::: Records shown
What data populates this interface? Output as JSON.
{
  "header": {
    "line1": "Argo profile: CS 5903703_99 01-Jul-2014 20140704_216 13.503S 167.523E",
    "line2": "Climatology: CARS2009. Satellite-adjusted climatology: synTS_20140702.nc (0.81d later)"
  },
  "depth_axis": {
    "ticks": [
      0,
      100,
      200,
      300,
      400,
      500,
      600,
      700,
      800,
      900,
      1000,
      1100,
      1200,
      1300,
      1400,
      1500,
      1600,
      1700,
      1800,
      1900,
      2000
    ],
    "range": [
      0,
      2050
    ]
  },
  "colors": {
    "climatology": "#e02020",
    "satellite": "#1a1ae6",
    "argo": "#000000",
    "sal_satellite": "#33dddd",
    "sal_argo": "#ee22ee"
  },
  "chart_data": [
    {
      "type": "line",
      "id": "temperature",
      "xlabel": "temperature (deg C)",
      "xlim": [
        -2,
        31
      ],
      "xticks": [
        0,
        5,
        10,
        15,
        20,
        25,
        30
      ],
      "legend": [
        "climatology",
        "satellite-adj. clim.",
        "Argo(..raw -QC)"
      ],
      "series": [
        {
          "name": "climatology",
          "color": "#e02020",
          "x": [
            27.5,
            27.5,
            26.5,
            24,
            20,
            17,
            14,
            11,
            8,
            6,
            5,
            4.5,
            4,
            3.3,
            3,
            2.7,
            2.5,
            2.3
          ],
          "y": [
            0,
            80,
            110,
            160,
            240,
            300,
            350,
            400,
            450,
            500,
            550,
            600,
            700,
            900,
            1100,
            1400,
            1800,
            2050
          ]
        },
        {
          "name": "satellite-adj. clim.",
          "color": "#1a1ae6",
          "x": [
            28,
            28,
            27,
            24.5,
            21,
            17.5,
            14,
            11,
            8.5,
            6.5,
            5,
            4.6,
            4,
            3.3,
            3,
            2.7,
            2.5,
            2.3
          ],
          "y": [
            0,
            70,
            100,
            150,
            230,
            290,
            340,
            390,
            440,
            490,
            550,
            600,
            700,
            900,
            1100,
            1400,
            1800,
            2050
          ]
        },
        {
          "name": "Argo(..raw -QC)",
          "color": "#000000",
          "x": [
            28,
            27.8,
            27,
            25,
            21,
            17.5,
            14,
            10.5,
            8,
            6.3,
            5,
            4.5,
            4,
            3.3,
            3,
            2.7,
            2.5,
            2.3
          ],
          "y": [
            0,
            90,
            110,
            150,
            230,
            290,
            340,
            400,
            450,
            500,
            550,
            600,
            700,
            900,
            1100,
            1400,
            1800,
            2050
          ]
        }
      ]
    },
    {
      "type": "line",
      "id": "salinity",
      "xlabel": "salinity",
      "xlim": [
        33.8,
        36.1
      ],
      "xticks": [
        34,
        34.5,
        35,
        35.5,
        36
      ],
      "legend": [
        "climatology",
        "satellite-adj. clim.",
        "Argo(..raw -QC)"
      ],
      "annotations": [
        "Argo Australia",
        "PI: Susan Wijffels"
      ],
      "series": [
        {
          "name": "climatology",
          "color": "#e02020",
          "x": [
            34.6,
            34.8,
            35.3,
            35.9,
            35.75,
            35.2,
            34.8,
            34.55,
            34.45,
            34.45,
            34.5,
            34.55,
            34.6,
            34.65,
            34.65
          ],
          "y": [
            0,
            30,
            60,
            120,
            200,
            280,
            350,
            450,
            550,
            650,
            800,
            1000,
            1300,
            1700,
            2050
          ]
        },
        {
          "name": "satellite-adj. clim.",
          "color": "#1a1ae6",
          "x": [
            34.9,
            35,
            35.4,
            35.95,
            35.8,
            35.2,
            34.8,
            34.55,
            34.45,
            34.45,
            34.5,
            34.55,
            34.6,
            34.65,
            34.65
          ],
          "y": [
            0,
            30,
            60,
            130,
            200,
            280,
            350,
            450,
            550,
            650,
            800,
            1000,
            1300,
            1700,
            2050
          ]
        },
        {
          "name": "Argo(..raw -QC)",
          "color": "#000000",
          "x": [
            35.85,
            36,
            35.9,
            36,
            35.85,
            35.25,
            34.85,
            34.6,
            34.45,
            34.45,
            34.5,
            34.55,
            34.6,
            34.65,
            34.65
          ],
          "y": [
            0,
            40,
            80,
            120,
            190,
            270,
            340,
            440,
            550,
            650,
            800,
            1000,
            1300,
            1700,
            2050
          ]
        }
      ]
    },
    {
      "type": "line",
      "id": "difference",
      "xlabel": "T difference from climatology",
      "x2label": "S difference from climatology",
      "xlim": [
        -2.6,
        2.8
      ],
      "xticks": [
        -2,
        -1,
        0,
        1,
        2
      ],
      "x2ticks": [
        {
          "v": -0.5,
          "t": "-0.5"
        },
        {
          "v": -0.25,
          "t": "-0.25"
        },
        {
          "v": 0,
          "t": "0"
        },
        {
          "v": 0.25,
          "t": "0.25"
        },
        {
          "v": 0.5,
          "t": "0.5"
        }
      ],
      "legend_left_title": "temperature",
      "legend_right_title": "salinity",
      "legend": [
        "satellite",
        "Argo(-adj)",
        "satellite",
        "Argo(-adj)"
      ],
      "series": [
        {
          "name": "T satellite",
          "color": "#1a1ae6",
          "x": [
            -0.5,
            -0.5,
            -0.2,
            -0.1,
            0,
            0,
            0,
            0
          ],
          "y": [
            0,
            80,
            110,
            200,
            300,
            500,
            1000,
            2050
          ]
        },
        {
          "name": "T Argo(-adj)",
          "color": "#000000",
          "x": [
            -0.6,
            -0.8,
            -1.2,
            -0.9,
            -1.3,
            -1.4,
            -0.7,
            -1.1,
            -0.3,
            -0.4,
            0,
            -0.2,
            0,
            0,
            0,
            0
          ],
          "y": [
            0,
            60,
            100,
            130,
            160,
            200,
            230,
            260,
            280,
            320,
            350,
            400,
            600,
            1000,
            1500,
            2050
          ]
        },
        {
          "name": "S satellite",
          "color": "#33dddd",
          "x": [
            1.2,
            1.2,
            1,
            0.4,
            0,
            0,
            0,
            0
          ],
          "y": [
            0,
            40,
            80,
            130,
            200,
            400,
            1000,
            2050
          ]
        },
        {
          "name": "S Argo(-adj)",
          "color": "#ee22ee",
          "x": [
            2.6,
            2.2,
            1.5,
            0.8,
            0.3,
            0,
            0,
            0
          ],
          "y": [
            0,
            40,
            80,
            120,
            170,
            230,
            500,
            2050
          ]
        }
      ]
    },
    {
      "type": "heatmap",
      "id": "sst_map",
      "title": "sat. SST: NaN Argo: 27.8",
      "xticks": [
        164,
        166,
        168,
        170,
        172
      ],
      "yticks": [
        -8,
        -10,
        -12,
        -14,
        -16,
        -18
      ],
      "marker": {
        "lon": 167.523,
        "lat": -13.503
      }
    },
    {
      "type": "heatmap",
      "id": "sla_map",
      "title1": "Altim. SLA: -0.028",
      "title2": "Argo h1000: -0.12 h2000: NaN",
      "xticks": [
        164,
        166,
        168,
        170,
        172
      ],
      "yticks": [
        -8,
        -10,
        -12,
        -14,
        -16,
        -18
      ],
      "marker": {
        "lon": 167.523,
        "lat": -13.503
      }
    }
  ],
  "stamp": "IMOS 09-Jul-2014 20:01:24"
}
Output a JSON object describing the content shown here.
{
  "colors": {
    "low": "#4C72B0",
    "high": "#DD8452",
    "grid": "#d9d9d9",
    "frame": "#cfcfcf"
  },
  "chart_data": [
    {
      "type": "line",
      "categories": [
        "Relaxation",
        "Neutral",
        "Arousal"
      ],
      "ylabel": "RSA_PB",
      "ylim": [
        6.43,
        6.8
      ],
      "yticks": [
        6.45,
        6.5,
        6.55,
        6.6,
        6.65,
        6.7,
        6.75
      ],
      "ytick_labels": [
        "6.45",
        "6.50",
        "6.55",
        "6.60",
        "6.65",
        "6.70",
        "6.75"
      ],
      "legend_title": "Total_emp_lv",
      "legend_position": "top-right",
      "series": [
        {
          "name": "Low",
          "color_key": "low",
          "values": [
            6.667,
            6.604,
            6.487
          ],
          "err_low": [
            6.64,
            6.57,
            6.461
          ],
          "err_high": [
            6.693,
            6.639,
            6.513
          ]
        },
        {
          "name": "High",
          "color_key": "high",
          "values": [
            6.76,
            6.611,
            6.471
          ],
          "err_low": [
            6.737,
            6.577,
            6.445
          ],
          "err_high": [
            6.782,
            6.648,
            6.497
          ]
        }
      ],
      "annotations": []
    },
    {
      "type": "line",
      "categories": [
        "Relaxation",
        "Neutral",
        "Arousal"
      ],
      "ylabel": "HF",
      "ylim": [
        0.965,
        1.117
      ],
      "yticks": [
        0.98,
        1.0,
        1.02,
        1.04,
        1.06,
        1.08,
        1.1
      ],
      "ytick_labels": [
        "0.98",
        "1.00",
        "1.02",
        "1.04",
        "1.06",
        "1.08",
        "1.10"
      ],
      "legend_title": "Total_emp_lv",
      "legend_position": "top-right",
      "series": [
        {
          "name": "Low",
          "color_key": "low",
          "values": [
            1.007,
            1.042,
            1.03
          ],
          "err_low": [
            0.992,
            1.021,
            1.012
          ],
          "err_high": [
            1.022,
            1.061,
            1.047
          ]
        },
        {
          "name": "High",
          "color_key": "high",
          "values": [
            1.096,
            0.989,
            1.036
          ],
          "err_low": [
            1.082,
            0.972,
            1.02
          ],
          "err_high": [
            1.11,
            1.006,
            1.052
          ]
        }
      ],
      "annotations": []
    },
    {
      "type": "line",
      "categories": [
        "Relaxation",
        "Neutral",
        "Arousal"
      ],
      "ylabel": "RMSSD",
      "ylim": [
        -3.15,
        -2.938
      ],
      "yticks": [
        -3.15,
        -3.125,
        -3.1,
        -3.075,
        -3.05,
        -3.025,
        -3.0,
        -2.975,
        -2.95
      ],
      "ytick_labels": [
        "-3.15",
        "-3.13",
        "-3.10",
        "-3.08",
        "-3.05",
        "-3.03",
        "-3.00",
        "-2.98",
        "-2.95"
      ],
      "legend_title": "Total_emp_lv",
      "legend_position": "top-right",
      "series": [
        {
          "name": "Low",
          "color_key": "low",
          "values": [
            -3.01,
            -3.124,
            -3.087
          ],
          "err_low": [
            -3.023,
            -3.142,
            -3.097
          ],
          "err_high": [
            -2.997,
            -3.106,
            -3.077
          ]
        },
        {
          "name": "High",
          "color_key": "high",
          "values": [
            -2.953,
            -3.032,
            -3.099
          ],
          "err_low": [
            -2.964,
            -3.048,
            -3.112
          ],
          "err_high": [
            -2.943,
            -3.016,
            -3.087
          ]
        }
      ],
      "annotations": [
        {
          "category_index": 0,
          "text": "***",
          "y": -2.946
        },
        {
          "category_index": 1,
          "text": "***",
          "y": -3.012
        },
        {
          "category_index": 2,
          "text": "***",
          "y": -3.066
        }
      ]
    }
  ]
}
::::::
What the task asks -
Copy each line of the entries that includes the word "xlabel".

Result of the exercise -
      "xlabel": "temperature (deg C)",
      "xlabel": "salinity",
      "xlabel": "T difference from climatology",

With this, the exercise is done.